* [WHAT IS EXPECTED] Locate every line in the material below that has the word "Dollar". Copy each of those lines.

━━━━

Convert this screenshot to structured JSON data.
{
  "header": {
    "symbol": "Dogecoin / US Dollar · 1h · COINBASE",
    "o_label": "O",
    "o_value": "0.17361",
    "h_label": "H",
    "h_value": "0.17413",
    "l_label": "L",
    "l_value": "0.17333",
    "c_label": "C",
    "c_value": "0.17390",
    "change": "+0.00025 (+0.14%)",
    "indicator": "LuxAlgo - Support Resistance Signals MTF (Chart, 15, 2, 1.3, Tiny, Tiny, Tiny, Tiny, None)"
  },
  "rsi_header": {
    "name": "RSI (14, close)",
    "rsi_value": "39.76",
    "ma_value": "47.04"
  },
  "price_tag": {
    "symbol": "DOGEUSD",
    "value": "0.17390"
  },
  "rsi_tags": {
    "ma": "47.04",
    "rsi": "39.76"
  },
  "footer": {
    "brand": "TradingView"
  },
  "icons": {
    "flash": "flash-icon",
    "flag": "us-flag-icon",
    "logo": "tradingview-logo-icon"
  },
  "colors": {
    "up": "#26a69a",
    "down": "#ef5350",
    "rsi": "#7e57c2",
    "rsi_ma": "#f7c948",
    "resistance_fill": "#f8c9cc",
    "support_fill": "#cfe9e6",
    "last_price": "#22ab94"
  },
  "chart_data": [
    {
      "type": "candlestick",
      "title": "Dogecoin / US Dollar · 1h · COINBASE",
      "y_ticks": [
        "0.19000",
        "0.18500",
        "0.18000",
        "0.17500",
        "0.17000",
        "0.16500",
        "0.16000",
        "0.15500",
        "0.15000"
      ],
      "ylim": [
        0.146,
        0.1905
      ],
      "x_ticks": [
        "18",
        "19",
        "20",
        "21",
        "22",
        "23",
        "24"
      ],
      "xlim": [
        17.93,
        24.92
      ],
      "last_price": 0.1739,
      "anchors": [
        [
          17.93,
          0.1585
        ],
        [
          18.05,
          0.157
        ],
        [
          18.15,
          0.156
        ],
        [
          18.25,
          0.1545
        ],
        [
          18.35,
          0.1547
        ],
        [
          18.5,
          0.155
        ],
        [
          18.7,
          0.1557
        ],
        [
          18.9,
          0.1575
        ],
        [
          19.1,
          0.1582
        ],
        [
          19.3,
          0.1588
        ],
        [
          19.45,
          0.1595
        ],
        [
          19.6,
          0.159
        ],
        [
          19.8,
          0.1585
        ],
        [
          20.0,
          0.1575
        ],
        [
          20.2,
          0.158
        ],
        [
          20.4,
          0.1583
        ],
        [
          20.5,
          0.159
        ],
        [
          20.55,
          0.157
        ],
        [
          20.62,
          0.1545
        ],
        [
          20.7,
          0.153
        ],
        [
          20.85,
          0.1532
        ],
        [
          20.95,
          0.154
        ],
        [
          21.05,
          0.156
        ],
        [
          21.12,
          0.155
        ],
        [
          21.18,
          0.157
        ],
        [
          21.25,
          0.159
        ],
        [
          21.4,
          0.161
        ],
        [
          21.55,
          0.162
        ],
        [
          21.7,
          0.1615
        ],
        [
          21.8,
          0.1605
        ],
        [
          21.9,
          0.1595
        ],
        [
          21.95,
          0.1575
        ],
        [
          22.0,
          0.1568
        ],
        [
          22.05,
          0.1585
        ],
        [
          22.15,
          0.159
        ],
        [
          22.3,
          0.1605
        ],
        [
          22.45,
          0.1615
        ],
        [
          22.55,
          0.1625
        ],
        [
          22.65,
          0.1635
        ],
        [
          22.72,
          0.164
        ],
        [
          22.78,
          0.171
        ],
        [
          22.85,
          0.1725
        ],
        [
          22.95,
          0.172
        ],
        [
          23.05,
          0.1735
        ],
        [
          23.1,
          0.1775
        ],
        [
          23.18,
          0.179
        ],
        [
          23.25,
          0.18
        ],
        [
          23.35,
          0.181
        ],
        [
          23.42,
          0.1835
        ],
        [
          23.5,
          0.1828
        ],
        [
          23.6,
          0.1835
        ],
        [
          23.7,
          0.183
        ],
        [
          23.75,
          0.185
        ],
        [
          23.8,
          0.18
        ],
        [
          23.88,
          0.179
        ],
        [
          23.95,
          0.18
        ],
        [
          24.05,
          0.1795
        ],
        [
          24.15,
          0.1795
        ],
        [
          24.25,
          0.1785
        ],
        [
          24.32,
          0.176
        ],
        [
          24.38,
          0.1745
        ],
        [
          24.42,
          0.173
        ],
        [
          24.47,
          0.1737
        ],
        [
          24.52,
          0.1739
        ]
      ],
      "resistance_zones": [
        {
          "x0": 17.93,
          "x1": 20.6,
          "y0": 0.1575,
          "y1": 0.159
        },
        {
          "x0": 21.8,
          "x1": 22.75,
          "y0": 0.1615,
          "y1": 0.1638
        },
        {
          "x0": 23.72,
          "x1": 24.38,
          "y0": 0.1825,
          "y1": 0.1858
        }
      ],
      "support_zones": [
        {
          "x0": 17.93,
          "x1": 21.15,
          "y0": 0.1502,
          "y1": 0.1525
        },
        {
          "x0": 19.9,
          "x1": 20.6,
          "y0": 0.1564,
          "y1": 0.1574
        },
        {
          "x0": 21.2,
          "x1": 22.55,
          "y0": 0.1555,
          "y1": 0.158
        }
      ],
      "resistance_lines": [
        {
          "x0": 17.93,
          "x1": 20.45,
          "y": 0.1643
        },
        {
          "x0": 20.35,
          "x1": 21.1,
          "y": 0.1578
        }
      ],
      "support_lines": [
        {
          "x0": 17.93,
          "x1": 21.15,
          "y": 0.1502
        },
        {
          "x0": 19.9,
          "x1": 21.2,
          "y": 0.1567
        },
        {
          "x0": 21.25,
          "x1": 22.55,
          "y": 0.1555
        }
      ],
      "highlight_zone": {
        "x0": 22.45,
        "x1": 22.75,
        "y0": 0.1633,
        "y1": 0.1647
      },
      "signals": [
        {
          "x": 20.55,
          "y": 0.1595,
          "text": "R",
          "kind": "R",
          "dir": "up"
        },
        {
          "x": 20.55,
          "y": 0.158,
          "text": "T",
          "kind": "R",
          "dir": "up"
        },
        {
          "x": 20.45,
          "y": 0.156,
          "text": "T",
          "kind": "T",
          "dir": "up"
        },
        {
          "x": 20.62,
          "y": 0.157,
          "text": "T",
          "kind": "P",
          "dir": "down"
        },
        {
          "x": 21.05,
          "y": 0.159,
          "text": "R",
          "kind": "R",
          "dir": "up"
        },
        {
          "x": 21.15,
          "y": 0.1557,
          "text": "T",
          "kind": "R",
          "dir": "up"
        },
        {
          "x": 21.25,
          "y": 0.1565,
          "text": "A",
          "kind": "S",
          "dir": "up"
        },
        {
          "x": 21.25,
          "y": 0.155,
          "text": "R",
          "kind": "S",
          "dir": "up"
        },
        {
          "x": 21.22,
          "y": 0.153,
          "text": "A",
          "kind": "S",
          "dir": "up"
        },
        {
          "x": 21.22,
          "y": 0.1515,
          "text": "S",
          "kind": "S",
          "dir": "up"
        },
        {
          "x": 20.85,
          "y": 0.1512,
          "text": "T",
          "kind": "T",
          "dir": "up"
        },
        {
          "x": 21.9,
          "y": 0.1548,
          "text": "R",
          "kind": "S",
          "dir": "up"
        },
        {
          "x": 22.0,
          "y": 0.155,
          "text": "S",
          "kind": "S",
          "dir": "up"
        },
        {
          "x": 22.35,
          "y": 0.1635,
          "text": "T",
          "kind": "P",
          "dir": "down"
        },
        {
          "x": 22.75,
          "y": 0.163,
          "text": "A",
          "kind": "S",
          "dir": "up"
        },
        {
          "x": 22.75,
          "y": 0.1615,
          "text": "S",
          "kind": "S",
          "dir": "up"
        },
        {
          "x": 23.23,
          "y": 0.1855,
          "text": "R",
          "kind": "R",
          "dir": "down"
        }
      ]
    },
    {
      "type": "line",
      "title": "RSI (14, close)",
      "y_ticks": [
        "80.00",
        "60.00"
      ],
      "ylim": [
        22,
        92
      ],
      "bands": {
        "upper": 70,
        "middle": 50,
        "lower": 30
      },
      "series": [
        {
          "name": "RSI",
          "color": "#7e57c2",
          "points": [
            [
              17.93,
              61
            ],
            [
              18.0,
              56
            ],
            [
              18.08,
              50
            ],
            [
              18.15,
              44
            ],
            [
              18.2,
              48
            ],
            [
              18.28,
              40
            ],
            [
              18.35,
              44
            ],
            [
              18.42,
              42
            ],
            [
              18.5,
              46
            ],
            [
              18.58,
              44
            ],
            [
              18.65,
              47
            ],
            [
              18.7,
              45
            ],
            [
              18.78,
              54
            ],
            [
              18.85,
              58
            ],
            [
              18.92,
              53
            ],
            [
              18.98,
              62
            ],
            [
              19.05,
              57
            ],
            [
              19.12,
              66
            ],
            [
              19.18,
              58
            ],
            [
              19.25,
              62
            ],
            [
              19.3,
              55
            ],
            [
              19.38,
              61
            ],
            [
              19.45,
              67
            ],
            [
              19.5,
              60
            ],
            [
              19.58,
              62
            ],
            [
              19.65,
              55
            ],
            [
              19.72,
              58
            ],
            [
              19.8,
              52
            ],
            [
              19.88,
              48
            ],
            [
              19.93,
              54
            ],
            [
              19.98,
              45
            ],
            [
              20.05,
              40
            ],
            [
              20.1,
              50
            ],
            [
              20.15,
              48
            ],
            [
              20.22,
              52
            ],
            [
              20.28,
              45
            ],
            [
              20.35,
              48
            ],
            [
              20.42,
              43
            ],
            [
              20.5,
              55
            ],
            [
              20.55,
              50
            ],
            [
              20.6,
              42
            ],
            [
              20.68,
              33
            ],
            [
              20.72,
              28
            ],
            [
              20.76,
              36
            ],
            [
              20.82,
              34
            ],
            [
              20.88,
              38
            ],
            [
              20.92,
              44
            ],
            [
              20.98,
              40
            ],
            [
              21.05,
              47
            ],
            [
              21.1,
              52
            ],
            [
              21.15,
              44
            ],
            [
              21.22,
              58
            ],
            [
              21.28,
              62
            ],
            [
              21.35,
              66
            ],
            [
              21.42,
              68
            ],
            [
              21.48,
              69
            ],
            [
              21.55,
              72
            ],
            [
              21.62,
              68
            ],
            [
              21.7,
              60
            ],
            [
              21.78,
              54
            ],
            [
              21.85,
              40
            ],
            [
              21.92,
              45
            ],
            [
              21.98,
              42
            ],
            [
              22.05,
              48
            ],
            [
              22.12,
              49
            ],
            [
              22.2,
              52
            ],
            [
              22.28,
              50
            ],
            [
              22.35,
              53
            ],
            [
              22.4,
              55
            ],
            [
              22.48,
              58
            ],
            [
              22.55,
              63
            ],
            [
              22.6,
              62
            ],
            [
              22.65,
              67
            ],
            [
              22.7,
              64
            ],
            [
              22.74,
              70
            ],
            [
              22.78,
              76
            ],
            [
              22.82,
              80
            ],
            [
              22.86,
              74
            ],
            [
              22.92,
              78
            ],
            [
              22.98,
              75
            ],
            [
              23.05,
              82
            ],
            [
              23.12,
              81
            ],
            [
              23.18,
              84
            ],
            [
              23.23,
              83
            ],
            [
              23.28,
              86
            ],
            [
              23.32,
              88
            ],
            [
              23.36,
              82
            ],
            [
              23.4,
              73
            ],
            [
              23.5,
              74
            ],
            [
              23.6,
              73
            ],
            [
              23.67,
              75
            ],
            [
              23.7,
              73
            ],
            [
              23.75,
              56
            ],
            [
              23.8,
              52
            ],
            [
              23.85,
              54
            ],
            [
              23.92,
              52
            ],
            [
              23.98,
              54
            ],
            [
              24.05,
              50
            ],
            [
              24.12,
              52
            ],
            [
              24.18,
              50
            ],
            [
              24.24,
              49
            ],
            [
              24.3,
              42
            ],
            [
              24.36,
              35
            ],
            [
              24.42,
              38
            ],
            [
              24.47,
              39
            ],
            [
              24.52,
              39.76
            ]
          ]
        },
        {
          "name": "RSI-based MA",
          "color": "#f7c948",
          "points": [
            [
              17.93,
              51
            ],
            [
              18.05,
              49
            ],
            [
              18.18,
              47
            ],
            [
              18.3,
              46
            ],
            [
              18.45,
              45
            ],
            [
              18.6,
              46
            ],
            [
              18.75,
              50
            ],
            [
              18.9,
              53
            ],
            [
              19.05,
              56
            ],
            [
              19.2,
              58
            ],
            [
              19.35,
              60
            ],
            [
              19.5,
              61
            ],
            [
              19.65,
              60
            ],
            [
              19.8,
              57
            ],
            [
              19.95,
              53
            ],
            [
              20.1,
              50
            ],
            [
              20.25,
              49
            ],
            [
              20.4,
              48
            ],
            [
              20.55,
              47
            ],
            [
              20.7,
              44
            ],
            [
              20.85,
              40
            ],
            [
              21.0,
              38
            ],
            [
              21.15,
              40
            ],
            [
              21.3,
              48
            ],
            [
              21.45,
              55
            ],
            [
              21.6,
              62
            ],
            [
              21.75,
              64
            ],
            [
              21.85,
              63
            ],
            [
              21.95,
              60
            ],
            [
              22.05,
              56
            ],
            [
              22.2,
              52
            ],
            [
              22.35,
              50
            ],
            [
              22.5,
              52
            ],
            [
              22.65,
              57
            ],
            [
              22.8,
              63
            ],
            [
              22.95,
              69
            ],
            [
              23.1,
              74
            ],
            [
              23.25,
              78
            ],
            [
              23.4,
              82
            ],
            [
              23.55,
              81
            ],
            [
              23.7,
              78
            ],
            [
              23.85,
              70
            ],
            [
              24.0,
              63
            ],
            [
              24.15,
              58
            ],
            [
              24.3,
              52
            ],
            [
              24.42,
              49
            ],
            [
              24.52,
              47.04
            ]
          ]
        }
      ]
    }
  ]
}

━━━━

* [TASK RESPONSE]
    "symbol": "Dogecoin / US Dollar · 1h · COINBASE",
      "title": "Dogecoin / US Dollar · 1h · COINBASE",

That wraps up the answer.